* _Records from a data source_
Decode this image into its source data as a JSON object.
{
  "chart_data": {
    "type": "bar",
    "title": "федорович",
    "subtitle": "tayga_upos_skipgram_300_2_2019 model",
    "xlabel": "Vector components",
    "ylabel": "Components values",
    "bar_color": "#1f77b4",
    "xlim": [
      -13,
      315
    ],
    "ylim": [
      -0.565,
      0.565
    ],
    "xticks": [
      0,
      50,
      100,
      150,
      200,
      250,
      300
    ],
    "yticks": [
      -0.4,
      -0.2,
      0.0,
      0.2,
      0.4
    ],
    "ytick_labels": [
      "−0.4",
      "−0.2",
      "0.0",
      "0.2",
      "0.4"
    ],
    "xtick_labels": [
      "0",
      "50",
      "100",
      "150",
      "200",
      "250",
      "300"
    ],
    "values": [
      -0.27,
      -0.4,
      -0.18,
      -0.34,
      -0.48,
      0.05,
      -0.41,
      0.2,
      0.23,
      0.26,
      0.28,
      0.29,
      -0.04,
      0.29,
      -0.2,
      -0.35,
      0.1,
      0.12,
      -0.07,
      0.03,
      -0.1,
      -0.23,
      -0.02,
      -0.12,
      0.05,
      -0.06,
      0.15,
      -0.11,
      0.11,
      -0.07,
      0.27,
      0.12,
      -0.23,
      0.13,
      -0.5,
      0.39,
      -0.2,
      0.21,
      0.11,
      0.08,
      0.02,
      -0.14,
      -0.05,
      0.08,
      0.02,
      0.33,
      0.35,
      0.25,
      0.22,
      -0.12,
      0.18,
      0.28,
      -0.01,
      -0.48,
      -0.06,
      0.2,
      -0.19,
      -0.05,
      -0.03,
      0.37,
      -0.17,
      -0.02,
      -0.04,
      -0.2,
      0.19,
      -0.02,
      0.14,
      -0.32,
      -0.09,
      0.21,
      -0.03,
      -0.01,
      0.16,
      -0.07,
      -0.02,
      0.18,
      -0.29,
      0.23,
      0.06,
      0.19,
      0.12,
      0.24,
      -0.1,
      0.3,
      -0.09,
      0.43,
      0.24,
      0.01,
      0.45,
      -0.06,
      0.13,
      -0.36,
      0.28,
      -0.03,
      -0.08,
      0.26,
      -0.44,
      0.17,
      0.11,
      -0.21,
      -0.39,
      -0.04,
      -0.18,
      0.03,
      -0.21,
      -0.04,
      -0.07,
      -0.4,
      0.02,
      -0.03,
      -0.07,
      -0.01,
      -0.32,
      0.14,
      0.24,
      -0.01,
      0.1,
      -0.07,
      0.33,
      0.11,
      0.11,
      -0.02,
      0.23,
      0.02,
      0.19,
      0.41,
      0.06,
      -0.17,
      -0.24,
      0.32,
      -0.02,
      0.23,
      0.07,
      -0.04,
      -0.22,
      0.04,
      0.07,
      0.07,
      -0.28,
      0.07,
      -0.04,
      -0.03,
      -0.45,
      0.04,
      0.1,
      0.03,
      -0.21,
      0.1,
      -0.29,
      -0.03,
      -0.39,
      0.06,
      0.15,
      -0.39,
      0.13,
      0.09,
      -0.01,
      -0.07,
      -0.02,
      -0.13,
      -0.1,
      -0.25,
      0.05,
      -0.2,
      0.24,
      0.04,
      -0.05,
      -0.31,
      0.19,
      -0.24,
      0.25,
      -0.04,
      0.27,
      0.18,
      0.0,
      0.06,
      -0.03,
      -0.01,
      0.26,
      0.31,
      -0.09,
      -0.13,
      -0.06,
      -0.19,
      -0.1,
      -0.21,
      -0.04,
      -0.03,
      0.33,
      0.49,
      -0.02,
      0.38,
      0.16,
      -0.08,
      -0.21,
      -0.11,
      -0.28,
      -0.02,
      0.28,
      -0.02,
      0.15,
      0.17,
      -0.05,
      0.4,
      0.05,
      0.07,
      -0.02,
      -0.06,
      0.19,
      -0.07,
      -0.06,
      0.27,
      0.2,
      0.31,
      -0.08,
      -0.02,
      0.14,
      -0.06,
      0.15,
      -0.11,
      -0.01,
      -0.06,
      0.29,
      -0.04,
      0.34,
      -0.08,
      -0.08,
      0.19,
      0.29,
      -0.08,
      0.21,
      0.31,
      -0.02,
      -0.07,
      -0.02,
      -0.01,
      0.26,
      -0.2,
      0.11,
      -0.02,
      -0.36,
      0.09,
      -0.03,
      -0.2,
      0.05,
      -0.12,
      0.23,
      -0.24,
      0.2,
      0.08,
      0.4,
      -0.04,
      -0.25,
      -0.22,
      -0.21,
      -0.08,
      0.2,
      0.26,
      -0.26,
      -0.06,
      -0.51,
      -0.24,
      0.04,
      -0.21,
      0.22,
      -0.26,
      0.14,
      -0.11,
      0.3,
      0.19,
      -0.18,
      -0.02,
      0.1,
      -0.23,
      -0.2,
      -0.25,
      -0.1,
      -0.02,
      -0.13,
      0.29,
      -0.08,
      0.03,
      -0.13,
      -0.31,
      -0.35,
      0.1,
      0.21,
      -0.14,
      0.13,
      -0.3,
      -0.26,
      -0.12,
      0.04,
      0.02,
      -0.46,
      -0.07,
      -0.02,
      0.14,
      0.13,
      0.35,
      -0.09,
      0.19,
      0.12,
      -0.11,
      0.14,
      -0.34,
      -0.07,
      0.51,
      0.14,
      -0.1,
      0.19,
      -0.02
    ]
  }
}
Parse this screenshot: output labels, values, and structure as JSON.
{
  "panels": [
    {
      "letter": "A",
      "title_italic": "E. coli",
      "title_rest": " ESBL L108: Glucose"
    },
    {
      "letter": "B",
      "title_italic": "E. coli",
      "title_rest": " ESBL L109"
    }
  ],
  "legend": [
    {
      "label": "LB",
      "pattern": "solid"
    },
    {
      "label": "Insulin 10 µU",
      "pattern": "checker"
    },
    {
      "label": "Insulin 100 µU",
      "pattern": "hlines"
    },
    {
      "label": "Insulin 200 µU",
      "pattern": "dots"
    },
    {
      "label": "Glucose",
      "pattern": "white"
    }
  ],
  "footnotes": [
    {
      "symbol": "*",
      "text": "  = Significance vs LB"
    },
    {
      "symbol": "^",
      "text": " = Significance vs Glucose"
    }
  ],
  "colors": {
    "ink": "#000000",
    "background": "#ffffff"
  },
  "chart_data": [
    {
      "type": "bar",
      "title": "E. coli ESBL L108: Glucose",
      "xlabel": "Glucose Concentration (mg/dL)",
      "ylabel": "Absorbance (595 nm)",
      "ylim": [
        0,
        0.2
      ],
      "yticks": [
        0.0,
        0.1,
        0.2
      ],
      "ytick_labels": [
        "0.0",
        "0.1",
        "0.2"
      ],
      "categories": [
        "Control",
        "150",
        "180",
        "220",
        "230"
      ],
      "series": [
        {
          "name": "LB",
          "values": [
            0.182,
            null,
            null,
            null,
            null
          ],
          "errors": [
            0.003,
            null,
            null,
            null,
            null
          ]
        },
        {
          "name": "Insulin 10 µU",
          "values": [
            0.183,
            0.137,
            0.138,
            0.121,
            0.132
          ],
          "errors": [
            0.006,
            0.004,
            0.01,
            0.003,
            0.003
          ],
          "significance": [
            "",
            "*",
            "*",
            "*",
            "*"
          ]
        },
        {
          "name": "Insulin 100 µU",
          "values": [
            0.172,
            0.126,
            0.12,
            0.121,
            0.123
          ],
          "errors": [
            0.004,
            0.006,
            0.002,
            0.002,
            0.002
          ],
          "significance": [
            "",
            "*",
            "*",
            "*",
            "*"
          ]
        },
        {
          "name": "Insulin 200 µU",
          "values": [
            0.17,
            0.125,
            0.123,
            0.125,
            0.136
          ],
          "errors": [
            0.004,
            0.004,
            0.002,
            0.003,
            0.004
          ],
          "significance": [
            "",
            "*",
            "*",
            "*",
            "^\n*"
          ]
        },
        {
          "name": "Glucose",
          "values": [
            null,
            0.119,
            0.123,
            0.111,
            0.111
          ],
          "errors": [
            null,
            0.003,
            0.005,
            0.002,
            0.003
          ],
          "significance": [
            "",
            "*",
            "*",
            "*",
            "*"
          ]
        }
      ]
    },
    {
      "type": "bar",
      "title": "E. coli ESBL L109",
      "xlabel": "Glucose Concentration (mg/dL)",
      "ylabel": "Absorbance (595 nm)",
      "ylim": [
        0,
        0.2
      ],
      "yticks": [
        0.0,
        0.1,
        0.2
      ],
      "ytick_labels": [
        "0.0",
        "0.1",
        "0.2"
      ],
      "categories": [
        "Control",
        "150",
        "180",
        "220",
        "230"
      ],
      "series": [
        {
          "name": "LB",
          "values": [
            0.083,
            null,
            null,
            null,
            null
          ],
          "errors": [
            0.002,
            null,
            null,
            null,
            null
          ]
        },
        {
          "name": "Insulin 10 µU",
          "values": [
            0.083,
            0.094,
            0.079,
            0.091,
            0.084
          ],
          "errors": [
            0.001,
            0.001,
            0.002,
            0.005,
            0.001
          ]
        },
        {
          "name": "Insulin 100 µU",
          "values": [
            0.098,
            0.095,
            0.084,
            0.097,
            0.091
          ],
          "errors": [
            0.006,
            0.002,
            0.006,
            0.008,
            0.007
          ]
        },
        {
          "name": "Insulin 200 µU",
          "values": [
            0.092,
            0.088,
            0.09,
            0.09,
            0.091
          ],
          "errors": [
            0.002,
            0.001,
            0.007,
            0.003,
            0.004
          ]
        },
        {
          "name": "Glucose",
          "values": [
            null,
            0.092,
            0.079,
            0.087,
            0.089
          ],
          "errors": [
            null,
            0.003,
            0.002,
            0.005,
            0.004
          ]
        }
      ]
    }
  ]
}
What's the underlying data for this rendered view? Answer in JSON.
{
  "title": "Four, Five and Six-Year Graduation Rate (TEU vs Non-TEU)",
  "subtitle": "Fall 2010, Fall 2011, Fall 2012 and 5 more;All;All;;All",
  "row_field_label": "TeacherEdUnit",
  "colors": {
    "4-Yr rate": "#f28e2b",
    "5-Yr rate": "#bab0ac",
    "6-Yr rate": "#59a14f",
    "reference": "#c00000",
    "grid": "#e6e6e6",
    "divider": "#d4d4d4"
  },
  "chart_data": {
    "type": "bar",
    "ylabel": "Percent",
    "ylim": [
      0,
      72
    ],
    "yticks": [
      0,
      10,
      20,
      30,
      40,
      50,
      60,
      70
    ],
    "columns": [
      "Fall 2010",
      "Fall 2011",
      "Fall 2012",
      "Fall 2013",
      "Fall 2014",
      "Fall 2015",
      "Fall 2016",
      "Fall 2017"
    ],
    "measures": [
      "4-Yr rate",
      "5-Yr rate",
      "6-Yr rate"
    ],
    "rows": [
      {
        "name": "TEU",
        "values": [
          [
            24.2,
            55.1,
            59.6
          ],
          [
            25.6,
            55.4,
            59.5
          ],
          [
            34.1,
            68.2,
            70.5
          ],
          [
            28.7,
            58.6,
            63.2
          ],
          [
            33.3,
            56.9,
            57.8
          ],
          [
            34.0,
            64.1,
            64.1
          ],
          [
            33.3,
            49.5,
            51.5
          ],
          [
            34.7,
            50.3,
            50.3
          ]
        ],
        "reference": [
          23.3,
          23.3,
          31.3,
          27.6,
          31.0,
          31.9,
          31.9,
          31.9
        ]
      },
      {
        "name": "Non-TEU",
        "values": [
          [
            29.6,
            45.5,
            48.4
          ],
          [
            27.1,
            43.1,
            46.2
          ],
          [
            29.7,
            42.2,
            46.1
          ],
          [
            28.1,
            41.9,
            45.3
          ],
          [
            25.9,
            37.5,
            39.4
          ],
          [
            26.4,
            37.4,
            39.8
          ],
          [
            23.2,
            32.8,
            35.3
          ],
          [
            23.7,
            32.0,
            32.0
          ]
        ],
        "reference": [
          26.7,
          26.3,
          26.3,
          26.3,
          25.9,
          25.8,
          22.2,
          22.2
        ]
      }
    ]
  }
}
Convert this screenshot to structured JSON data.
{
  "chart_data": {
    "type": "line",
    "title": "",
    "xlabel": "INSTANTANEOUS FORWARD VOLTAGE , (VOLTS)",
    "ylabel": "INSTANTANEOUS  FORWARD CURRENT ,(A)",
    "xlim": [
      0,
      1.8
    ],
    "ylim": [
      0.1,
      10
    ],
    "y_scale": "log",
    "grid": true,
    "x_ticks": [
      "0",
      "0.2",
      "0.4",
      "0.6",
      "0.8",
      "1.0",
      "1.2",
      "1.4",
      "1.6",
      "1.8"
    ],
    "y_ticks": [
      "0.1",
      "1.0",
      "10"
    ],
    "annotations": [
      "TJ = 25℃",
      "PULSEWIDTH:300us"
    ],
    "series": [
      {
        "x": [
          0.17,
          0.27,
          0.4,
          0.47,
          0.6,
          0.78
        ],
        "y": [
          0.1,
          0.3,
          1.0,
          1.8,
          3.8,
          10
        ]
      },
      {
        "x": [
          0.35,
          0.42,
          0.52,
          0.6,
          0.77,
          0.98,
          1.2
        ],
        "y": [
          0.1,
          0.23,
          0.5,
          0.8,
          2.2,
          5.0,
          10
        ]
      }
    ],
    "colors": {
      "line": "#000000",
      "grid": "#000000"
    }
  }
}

* _The problem_
Collect each line holding the string "text".

* _Solution for this problem_
      "text": "  = Significance vs LB"
      "text": " = Significance vs Glucose"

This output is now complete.